[start]
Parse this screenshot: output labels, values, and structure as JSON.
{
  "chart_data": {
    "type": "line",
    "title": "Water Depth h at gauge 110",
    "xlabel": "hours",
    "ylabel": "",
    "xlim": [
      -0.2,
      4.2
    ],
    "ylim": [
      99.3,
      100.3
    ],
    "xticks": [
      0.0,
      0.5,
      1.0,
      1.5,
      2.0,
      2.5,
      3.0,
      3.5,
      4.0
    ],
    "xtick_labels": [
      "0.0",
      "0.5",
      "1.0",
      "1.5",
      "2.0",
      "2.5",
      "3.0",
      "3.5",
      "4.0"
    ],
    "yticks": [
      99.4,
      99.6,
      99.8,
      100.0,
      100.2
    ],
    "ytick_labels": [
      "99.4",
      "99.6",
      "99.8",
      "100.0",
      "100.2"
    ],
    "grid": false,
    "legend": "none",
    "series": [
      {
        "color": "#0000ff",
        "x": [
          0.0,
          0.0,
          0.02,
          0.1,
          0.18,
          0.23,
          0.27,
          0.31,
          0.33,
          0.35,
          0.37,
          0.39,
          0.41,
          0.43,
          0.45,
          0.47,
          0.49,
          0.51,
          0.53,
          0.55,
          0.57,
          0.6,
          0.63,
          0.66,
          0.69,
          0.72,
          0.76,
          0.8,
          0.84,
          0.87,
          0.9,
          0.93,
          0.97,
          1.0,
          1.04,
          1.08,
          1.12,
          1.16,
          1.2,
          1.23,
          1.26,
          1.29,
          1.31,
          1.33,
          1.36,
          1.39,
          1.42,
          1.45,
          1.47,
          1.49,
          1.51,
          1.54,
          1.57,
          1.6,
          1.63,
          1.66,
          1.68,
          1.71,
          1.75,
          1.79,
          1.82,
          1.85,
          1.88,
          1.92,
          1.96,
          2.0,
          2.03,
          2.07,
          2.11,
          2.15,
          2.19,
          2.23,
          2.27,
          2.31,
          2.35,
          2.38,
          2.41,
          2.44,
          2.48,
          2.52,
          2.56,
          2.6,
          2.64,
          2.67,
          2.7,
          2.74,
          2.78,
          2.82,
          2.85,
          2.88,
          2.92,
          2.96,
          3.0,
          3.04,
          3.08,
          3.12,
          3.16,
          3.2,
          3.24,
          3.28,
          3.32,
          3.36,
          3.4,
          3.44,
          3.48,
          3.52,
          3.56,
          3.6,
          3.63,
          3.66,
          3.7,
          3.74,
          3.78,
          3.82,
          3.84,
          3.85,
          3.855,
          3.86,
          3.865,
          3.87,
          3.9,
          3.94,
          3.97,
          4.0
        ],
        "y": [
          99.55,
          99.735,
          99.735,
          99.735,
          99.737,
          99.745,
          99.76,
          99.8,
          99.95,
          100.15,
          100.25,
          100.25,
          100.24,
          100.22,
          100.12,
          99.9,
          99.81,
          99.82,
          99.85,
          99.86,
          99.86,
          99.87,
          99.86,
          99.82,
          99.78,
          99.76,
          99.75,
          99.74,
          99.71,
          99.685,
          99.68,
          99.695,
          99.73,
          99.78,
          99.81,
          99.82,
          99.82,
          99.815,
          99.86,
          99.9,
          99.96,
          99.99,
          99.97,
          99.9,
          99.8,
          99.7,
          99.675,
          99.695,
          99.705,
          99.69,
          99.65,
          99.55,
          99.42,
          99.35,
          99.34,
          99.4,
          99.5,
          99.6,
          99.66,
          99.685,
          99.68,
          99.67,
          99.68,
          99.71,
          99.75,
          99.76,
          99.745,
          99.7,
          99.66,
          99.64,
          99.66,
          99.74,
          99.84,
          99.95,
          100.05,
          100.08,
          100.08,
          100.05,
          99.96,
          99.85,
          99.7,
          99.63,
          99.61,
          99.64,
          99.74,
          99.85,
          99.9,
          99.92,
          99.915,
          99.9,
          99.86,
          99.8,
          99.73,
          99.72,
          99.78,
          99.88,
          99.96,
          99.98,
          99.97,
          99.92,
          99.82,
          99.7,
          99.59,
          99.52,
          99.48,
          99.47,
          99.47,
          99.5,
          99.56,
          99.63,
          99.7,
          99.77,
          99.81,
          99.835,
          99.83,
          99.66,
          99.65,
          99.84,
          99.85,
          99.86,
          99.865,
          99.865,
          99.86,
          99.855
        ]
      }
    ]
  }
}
[end]
__STATED EXERCISE__.
Copy all data exactly, start to finish.

__EXERCISE RESPONSE__.
Parse this screenshot: output labels, values, and structure as JSON.
{
  "chart_data": {
    "type": "line",
    "title": "Water Depth h at gauge 110",
    "xlabel": "hours",
    "ylabel": "",
    "xlim": [
      -0.2,
      4.2
    ],
    "ylim": [
      99.3,
      100.3
    ],
    "xticks": [
      0.0,
      0.5,
      1.0,
      1.5,
      2.0,
      2.5,
      3.0,
      3.5,
      4.0
    ],
    "xtick_labels": [
      "0.0",
      "0.5",
      "1.0",
      "1.5",
      "2.0",
      "2.5",
      "3.0",
      "3.5",
      "4.0"
    ],
    "yticks": [
      99.4,
      99.6,
      99.8,
      100.0,
      100.2
    ],
    "ytick_labels": [
      "99.4",
      "99.6",
      "99.8",
      "100.0",
      "100.2"
    ],
    "grid": false,
    "legend": "none",
    "series": [
      {
        "color": "#0000ff",
        "x": [
          0.0,
          0.0,
          0.02,
          0.1,
          0.18,
          0.23,
          0.27,
          0.31,
          0.33,
          0.35,
          0.37,
          0.39,
          0.41,
          0.43,
          0.45,
          0.47,
          0.49,
          0.51,
          0.53,
          0.55,
          0.57,
          0.6,
          0.63,
          0.66,
          0.69,
          0.72,
          0.76,
          0.8,
          0.84,
          0.87,
          0.9,
          0.93,
          0.97,
          1.0,
          1.04,
          1.08,
          1.12,
          1.16,
          1.2,
          1.23,
          1.26,
          1.29,
          1.31,
          1.33,
          1.36,
          1.39,
          1.42,
          1.45,
          1.47,
          1.49,
          1.51,
          1.54,
          1.57,
          1.6,
          1.63,
          1.66,
          1.68,
          1.71,
          1.75,
          1.79,
          1.82,
          1.85,
          1.88,
          1.92,
          1.96,
          2.0,
          2.03,
          2.07,
          2.11,
          2.15,
          2.19,
          2.23,
          2.27,
          2.31,
          2.35,
          2.38,
          2.41,
          2.44,
          2.48,
          2.52,
          2.56,
          2.6,
          2.64,
          2.67,
          2.7,
          2.74,
          2.78,
          2.82,
          2.85,
          2.88,
          2.92,
          2.96,
          3.0,
          3.04,
          3.08,
          3.12,
          3.16,
          3.2,
          3.24,
          3.28,
          3.32,
          3.36,
          3.4,
          3.44,
          3.48,
          3.52,
          3.56,
          3.6,
          3.63,
          3.66,
          3.7,
          3.74,
          3.78,
          3.82,
          3.84,
          3.85,
          3.855,
          3.86,
          3.865,
          3.87,
          3.9,
          3.94,
          3.97,
          4.0
        ],
        "y": [
          99.55,
          99.735,
          99.735,
          99.735,
          99.737,
          99.745,
          99.76,
          99.8,
          99.95,
          100.15,
          100.25,
          100.25,
          100.24,
          100.22,
          100.12,
          99.9,
          99.81,
          99.82,
          99.85,
          99.86,
          99.86,
          99.87,
          99.86,
          99.82,
          99.78,
          99.76,
          99.75,
          99.74,
          99.71,
          99.685,
          99.68,
          99.695,
          99.73,
          99.78,
          99.81,
          99.82,
          99.82,
          99.815,
          99.86,
          99.9,
          99.96,
          99.99,
          99.97,
          99.9,
          99.8,
          99.7,
          99.675,
          99.695,
          99.705,
          99.69,
          99.65,
          99.55,
          99.42,
          99.35,
          99.34,
          99.4,
          99.5,
          99.6,
          99.66,
          99.685,
          99.68,
          99.67,
          99.68,
          99.71,
          99.75,
          99.76,
          99.745,
          99.7,
          99.66,
          99.64,
          99.66,
          99.74,
          99.84,
          99.95,
          100.05,
          100.08,
          100.08,
          100.05,
          99.96,
          99.85,
          99.7,
          99.63,
          99.61,
          99.64,
          99.74,
          99.85,
          99.9,
          99.92,
          99.915,
          99.9,
          99.86,
          99.8,
          99.73,
          99.72,
          99.78,
          99.88,
          99.96,
          99.98,
          99.97,
          99.92,
          99.82,
          99.7,
          99.59,
          99.52,
          99.48,
          99.47,
          99.47,
          99.5,
          99.56,
          99.63,
          99.7,
          99.77,
          99.81,
          99.835,
          99.83,
          99.66,
          99.65,
          99.84,
          99.85,
          99.86,
          99.865,
          99.865,
          99.86,
          99.855
        ]
      }
    ]
  }
}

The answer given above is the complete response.